Where the word "カウントの対象外とした" occurs in a line, return that line.

Items:
— Begin —
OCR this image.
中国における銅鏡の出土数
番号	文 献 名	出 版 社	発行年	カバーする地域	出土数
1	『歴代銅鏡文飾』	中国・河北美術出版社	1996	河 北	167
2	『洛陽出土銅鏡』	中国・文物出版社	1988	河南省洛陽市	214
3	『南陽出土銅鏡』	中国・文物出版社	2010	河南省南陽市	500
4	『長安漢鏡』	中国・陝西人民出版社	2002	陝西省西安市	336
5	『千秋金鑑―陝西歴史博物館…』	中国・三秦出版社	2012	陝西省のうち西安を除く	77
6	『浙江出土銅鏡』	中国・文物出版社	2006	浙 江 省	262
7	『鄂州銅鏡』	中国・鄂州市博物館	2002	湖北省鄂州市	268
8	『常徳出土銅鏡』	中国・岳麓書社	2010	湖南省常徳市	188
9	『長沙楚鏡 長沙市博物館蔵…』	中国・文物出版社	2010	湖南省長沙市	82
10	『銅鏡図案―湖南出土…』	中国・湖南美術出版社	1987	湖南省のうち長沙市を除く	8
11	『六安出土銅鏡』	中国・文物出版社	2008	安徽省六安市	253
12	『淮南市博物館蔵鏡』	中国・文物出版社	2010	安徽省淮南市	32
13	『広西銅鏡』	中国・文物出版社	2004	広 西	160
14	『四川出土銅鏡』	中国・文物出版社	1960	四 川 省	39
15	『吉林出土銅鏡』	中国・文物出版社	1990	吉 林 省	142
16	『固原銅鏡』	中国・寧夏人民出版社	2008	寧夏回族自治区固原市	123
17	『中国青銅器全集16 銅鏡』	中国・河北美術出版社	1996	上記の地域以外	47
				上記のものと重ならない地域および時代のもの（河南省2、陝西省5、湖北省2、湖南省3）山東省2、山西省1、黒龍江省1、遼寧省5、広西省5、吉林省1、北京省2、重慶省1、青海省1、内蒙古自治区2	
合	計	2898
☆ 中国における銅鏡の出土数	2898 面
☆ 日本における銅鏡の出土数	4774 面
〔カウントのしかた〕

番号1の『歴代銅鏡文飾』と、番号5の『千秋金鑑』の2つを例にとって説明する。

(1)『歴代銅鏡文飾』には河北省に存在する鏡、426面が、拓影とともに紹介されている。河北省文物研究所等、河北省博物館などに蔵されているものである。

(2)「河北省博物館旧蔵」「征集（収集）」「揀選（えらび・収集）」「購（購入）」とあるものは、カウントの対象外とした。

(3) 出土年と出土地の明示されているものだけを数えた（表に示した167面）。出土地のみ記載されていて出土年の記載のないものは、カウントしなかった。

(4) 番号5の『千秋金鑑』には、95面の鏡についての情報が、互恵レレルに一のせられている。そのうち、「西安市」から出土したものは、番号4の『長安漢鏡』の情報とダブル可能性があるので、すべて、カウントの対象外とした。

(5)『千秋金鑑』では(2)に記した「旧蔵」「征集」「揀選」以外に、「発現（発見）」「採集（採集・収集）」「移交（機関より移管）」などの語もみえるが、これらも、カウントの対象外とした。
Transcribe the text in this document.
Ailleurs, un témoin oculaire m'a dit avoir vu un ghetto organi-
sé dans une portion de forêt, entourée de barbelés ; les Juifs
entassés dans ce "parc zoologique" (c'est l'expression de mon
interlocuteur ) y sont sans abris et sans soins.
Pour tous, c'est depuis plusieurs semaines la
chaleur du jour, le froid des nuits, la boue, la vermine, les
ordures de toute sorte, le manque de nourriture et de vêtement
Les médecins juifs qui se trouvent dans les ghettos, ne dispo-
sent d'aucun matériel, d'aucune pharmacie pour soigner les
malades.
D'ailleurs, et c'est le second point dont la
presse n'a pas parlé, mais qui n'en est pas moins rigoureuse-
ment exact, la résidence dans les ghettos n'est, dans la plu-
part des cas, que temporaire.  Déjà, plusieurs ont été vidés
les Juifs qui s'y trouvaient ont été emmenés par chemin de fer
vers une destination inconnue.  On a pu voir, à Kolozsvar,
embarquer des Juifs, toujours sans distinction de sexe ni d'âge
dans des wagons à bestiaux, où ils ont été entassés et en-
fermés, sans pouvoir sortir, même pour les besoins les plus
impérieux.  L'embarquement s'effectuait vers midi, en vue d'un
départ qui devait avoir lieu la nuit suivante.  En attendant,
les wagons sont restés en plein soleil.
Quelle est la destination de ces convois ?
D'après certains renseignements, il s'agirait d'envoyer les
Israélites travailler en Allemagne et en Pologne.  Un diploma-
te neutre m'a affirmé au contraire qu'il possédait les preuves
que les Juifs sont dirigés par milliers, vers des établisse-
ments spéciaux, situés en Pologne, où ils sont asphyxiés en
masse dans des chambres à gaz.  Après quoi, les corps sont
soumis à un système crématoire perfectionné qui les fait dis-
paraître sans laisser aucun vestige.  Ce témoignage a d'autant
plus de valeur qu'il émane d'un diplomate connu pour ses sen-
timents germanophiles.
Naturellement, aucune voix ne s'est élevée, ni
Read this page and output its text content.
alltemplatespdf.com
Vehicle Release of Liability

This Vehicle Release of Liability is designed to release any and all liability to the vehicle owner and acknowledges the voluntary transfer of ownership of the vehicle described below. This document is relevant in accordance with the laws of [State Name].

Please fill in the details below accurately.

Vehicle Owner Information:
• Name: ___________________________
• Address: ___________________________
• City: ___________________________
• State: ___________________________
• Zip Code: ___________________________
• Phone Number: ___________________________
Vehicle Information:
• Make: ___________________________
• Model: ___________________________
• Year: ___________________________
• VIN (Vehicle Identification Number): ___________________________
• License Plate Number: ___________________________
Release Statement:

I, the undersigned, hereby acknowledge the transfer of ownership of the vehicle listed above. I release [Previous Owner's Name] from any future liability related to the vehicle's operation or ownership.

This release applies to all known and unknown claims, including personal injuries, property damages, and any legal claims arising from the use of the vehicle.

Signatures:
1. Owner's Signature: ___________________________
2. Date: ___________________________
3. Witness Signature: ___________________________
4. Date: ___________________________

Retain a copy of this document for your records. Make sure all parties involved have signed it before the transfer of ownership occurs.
— End —
Exercise solution:
(2)「河北省博物館旧蔵」「征集（収集）」「揀選（えらび・収集）」「購（購入）」とあるものは、カウントの対象外とした。
(4) 番号5の『千秋金鑑』には、95面の鏡についての情報が、互恵レレルに一のせられている。そのうち、「西安市」から出土したものは、番号4の『長安漢鏡』の情報とダブル可能性があるので、すべて、カウントの対象外とした。
(5)『千秋金鑑』では(2)に記した「旧蔵」「征集」「揀選」以外に、「発現（発見）」「採集（採集・収集）」「移交（機関より移管）」などの語もみえるが、これらも、カウントの対象外とした。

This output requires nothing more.